> _Prompt_:
Can you give all the records again without altering a single character?

> _Supplied records_:
--- --- ---

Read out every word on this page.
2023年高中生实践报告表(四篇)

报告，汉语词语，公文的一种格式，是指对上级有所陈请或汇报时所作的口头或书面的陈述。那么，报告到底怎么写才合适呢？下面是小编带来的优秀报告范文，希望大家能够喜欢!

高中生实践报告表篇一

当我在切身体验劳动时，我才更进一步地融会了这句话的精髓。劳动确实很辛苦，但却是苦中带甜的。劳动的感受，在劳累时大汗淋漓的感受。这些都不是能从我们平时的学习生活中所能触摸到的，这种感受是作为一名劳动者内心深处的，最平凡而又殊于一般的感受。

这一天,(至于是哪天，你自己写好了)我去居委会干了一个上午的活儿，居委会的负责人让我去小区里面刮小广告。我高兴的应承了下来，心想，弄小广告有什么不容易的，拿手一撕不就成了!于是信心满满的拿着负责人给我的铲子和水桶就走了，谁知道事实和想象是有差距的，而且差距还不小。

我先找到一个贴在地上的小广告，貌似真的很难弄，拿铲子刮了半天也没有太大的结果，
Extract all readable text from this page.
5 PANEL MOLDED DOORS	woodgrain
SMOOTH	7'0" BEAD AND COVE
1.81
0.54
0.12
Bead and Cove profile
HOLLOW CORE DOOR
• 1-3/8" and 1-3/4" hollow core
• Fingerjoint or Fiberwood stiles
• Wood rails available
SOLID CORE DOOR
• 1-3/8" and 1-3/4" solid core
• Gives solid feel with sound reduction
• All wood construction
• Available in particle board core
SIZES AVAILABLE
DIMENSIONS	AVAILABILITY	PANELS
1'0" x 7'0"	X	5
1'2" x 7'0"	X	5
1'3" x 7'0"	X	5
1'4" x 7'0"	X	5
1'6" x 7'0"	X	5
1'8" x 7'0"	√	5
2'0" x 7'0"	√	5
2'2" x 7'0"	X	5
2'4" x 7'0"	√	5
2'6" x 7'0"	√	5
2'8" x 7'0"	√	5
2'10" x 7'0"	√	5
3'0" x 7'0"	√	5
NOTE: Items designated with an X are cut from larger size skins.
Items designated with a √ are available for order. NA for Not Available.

--- --- ---

> _Problem solution_:
Read out every word on this page.
2023年高中生实践报告表(四篇)

报告，汉语词语，公文的一种格式，是指对上级有所陈请或汇报时所作的口头或书面的陈述。那么，报告到底怎么写才合适呢？下面是小编带来的优秀报告范文，希望大家能够喜欢!

高中生实践报告表篇一

当我在切身体验劳动时，我才更进一步地融会了这句话的精髓。劳动确实很辛苦，但却是苦中带甜的。劳动的感受，在劳累时大汗淋漓的感受。这些都不是能从我们平时的学习生活中所能触摸到的，这种感受是作为一名劳动者内心深处的，最平凡而又殊于一般的感受。

这一天,(至于是哪天，你自己写好了)我去居委会干了一个上午的活儿，居委会的负责人让我去小区里面刮小广告。我高兴的应承了下来，心想，弄小广告有什么不容易的，拿手一撕不就成了!于是信心满满的拿着负责人给我的铲子和水桶就走了，谁知道事实和想象是有差距的，而且差距还不小。

我先找到一个贴在地上的小广告，貌似真的很难弄，拿铲子刮了半天也没有太大的结果，
Extract all readable text from this page.
5 PANEL MOLDED DOORS	woodgrain
SMOOTH	7'0" BEAD AND COVE
1.81
0.54
0.12
Bead and Cove profile
HOLLOW CORE DOOR
• 1-3/8" and 1-3/4" hollow core
• Fingerjoint or Fiberwood stiles
• Wood rails available
SOLID CORE DOOR
• 1-3/8" and 1-3/4" solid core
• Gives solid feel with sound reduction
• All wood construction
• Available in particle board core
SIZES AVAILABLE
DIMENSIONS	AVAILABILITY	PANELS
1'0" x 7'0"	X	5
1'2" x 7'0"	X	5
1'3" x 7'0"	X	5
1'4" x 7'0"	X	5
1'6" x 7'0"	X	5
1'8" x 7'0"	√	5
2'0" x 7'0"	√	5
2'2" x 7'0"	X	5
2'4" x 7'0"	√	5
2'6" x 7'0"	√	5
2'8" x 7'0"	√	5
2'10" x 7'0"	√	5
3'0" x 7'0"	√	5
NOTE: Items designated with an X are cut from larger size skins.
Items designated with a √ are available for order. NA for Not Available.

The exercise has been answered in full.